▶ **WORK TO BE COMPLETED**:
How many lines of the data hold the word "orientation"? State the number and nothing else.

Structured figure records
-- begin --

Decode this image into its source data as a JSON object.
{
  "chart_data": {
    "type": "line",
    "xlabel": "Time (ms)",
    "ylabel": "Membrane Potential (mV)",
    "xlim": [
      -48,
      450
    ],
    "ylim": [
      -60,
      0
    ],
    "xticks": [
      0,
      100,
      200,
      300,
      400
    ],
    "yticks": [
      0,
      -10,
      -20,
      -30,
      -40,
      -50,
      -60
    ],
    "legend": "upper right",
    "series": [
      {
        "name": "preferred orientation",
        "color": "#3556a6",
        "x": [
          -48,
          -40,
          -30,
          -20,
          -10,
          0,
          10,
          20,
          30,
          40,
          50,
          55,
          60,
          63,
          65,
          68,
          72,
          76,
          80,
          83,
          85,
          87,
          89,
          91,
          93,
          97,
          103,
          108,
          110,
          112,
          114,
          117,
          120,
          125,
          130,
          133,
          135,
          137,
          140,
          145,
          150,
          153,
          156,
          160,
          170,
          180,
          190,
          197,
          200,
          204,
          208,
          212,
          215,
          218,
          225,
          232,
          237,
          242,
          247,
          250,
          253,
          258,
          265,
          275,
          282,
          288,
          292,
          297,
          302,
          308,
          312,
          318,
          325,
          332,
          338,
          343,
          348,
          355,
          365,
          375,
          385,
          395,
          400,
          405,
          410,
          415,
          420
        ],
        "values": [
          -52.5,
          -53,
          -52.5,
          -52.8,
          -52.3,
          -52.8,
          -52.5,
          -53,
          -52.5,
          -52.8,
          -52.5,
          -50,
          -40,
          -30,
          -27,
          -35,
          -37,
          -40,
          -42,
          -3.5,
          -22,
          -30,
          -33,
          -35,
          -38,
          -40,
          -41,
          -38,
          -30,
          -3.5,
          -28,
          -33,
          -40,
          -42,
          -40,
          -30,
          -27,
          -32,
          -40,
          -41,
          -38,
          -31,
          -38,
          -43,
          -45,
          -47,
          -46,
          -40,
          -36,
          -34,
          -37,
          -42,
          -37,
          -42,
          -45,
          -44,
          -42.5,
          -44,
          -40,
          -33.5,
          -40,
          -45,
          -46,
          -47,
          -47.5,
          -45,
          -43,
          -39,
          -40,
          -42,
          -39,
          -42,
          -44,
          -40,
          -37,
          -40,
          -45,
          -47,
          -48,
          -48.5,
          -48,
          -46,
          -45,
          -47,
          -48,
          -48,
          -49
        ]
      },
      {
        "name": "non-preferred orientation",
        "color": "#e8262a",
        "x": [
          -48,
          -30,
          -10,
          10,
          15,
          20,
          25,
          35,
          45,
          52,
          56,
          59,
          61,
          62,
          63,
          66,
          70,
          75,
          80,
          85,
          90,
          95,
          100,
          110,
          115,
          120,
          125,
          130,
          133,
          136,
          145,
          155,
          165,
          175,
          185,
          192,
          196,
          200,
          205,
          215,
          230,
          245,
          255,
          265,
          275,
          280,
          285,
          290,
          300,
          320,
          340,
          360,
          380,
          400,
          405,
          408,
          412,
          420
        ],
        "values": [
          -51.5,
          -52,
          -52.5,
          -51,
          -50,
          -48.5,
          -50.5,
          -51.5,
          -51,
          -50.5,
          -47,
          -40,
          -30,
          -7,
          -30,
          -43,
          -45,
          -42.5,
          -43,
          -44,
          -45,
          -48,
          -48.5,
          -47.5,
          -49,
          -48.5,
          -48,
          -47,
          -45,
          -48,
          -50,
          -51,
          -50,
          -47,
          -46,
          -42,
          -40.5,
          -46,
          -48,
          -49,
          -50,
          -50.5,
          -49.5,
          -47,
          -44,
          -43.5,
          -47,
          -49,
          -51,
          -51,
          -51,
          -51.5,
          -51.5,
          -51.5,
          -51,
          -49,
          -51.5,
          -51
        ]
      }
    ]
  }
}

-- end --

▶ **RESPONSE BELOW**:
2